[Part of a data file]
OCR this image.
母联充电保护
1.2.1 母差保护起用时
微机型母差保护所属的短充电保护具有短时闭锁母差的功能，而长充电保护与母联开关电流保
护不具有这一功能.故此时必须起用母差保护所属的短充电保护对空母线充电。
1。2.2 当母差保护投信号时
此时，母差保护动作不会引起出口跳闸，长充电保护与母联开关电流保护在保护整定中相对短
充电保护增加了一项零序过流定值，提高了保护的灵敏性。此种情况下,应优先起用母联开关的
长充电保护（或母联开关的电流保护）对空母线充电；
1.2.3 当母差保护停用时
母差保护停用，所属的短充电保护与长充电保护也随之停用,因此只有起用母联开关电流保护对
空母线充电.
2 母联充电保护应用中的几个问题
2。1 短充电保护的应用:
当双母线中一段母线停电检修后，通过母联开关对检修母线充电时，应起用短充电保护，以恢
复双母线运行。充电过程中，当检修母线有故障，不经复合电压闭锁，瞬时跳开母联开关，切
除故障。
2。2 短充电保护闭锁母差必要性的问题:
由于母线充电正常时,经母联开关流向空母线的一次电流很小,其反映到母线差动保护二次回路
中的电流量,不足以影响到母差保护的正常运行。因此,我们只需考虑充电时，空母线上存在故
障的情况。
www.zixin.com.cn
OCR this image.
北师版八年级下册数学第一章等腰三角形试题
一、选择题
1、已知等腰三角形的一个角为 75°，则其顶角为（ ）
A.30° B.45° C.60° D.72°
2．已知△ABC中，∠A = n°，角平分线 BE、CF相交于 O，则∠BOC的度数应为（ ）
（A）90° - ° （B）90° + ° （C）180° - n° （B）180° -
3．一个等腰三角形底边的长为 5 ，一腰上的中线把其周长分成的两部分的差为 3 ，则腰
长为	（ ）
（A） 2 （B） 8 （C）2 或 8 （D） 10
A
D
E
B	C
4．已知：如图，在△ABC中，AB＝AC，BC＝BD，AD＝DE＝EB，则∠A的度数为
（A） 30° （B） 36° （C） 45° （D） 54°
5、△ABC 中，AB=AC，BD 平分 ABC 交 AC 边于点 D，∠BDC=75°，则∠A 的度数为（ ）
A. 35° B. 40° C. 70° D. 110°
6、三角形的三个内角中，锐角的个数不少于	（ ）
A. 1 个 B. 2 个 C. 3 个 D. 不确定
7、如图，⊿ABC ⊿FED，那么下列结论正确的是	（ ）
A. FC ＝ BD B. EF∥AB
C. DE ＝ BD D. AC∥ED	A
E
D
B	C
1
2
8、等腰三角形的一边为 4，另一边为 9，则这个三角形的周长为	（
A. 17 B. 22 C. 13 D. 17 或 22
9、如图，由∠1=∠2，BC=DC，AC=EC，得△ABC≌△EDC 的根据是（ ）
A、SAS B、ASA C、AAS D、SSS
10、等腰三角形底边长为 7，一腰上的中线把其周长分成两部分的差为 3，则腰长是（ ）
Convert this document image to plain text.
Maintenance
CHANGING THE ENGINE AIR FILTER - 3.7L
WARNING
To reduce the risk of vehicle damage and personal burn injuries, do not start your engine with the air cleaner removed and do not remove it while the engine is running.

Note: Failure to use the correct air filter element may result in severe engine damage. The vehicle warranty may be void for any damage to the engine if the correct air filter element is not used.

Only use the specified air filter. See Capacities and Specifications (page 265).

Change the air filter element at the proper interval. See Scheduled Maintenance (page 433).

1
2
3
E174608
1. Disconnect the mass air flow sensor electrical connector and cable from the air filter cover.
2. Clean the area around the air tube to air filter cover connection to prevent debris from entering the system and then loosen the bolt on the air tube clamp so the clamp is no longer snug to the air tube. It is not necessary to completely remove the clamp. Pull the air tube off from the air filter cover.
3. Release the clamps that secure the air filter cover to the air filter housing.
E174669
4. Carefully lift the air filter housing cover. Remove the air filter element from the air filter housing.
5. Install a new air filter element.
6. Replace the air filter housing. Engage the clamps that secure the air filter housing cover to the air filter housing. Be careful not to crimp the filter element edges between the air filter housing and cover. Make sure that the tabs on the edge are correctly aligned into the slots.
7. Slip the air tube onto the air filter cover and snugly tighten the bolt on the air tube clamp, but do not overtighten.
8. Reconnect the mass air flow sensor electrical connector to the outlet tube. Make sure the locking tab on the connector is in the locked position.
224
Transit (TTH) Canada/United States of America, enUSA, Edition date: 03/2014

(DESCRIPTION OF THE TASK): Retype all the material above precisely, with no line left out.

(WRITTEN ANSWER):
OCR this image.
母联充电保护
1.2.1 母差保护起用时
微机型母差保护所属的短充电保护具有短时闭锁母差的功能，而长充电保护与母联开关电流保
护不具有这一功能.故此时必须起用母差保护所属的短充电保护对空母线充电。
1。2.2 当母差保护投信号时
此时，母差保护动作不会引起出口跳闸，长充电保护与母联开关电流保护在保护整定中相对短
充电保护增加了一项零序过流定值，提高了保护的灵敏性。此种情况下,应优先起用母联开关的
长充电保护（或母联开关的电流保护）对空母线充电；
1.2.3 当母差保护停用时
母差保护停用，所属的短充电保护与长充电保护也随之停用,因此只有起用母联开关电流保护对
空母线充电.
2 母联充电保护应用中的几个问题
2。1 短充电保护的应用:
当双母线中一段母线停电检修后，通过母联开关对检修母线充电时，应起用短充电保护，以恢
复双母线运行。充电过程中，当检修母线有故障，不经复合电压闭锁，瞬时跳开母联开关，切
除故障。
2。2 短充电保护闭锁母差必要性的问题:
由于母线充电正常时,经母联开关流向空母线的一次电流很小,其反映到母线差动保护二次回路
中的电流量,不足以影响到母差保护的正常运行。因此,我们只需考虑充电时，空母线上存在故
障的情况。
www.zixin.com.cn
OCR this image.
北师版八年级下册数学第一章等腰三角形试题
一、选择题
1、已知等腰三角形的一个角为 75°，则其顶角为（ ）
A.30° B.45° C.60° D.72°
2．已知△ABC中，∠A = n°，角平分线 BE、CF相交于 O，则∠BOC的度数应为（ ）
（A）90° - ° （B）90° + ° （C）180° - n° （B）180° -
3．一个等腰三角形底边的长为 5 ，一腰上的中线把其周长分成的两部分的差为 3 ，则腰
长为	（ ）
（A） 2 （B） 8 （C）2 或 8 （D） 10
A
D
E
B	C
4．已知：如图，在△ABC中，AB＝AC，BC＝BD，AD＝DE＝EB，则∠A的度数为
（A） 30° （B） 36° （C） 45° （D） 54°
5、△ABC 中，AB=AC，BD 平分 ABC 交 AC 边于点 D，∠BDC=75°，则∠A 的度数为（ ）
A. 35° B. 40° C. 70° D. 110°
6、三角形的三个内角中，锐角的个数不少于	（ ）
A. 1 个 B. 2 个 C. 3 个 D. 不确定
7、如图，⊿ABC ⊿FED，那么下列结论正确的是	（ ）
A. FC ＝ BD B. EF∥AB
C. DE ＝ BD D. AC∥ED	A
E
D
B	C
1
2
8、等腰三角形的一边为 4，另一边为 9，则这个三角形的周长为	（
A. 17 B. 22 C. 13 D. 17 或 22
9、如图，由∠1=∠2，BC=DC，AC=EC，得△ABC≌△EDC 的根据是（ ）
A、SAS B、ASA C、AAS D、SSS
10、等腰三角形底边长为 7，一腰上的中线把其周长分成两部分的差为 3，则腰长是（ ）
Convert this document image to plain text.
Maintenance
CHANGING THE ENGINE AIR FILTER - 3.7L
WARNING
To reduce the risk of vehicle damage and personal burn injuries, do not start your engine with the air cleaner removed and do not remove it while the engine is running.

Note: Failure to use the correct air filter element may result in severe engine damage. The vehicle warranty may be void for any damage to the engine if the correct air filter element is not used.

Only use the specified air filter. See Capacities and Specifications (page 265).

Change the air filter element at the proper interval. See Scheduled Maintenance (page 433).

1
2
3
E174608
1. Disconnect the mass air flow sensor electrical connector and cable from the air filter cover.
2. Clean the area around the air tube to air filter cover connection to prevent debris from entering the system and then loosen the bolt on the air tube clamp so the clamp is no longer snug to the air tube. It is not necessary to completely remove the clamp. Pull the air tube off from the air filter cover.
3. Release the clamps that secure the air filter cover to the air filter housing.
E174669
4. Carefully lift the air filter housing cover. Remove the air filter element from the air filter housing.
5. Install a new air filter element.
6. Replace the air filter housing. Engage the clamps that secure the air filter housing cover to the air filter housing. Be careful not to crimp the filter element edges between the air filter housing and cover. Make sure that the tabs on the edge are correctly aligned into the slots.
7. Slip the air tube onto the air filter cover and snugly tighten the bolt on the air tube clamp, but do not overtighten.
8. Reconnect the mass air flow sensor electrical connector to the outlet tube. Make sure the locking tab on the connector is in the locked position.
224
Transit (TTH) Canada/United States of America, enUSA, Edition date: 03/2014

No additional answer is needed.